### Given exercise
Please transcribe the data below exactly. Leave the pictures out.

______________________________

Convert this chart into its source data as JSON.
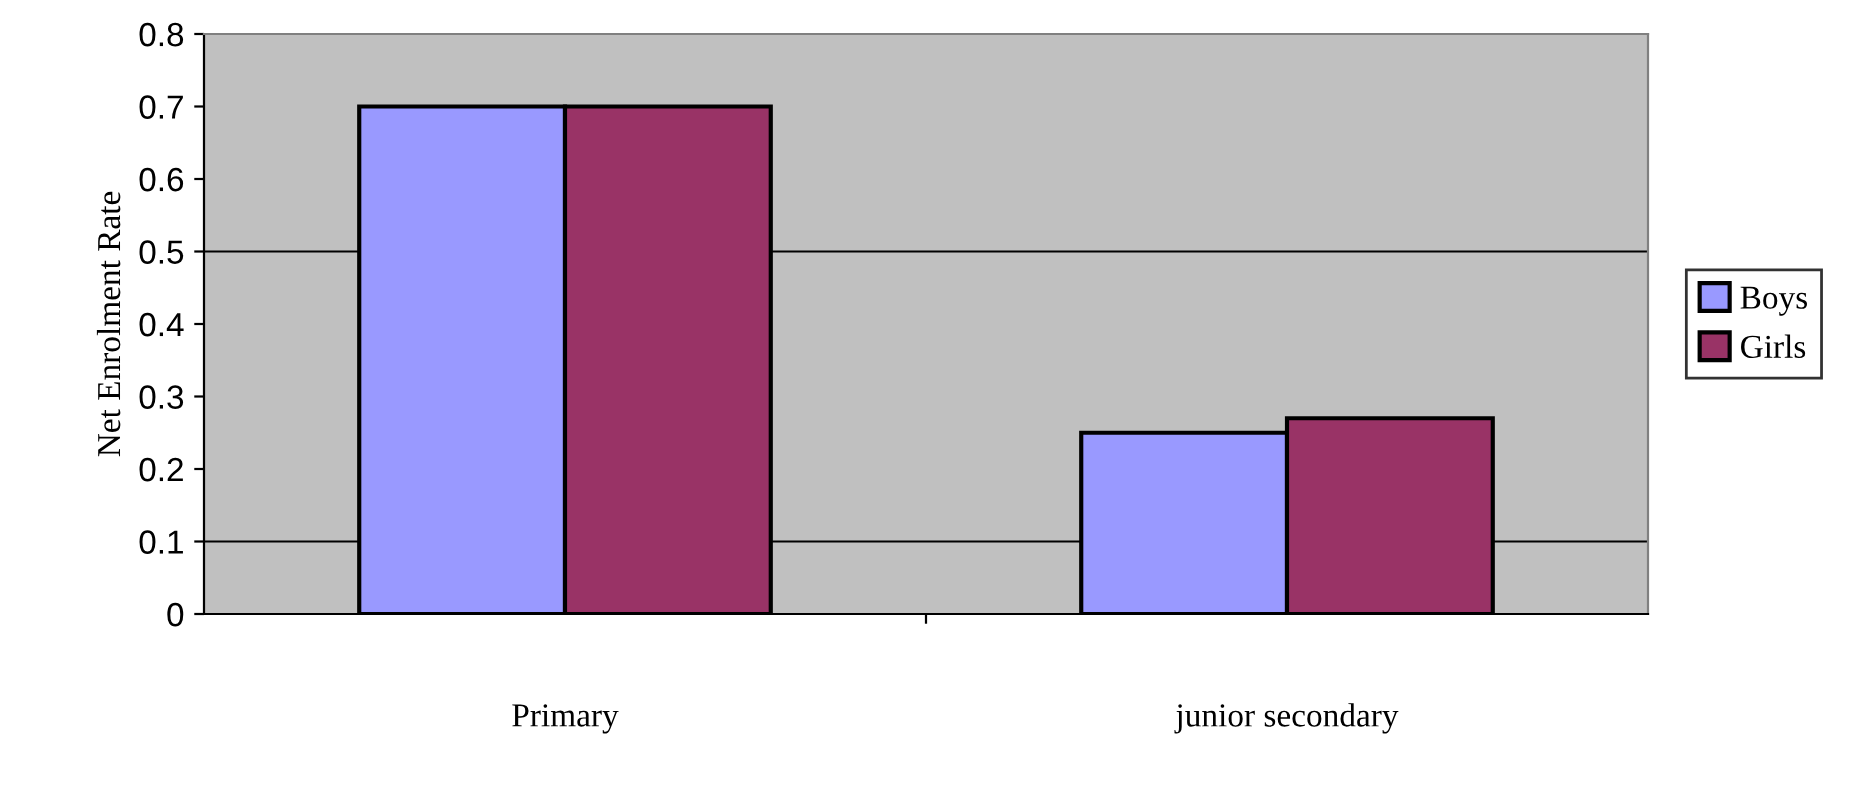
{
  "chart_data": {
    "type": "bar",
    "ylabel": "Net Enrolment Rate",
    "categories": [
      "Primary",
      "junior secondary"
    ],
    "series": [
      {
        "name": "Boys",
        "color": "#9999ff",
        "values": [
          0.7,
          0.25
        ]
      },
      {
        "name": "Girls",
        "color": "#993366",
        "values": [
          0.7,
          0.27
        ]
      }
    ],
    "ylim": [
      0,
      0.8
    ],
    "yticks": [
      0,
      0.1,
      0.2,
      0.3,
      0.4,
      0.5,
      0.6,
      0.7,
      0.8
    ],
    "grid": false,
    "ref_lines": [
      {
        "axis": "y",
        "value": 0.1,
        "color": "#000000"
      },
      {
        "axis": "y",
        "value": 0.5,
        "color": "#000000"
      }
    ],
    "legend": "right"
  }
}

______________________________

### Reply to the exercise
Convert this chart into its source data as JSON.
{
  "chart_data": {
    "type": "bar",
    "ylabel": "Net Enrolment Rate",
    "categories": [
      "Primary",
      "junior secondary"
    ],
    "series": [
      {
        "name": "Boys",
        "color": "#9999ff",
        "values": [
          0.7,
          0.25
        ]
      },
      {
        "name": "Girls",
        "color": "#993366",
        "values": [
          0.7,
          0.27
        ]
      }
    ],
    "ylim": [
      0,
      0.8
    ],
    "yticks": [
      0,
      0.1,
      0.2,
      0.3,
      0.4,
      0.5,
      0.6,
      0.7,
      0.8
    ],
    "grid": false,
    "ref_lines": [
      {
        "axis": "y",
        "value": 0.1,
        "color": "#000000"
      },
      {
        "axis": "y",
        "value": 0.5,
        "color": "#000000"
      }
    ],
    "legend": "right"
  }
}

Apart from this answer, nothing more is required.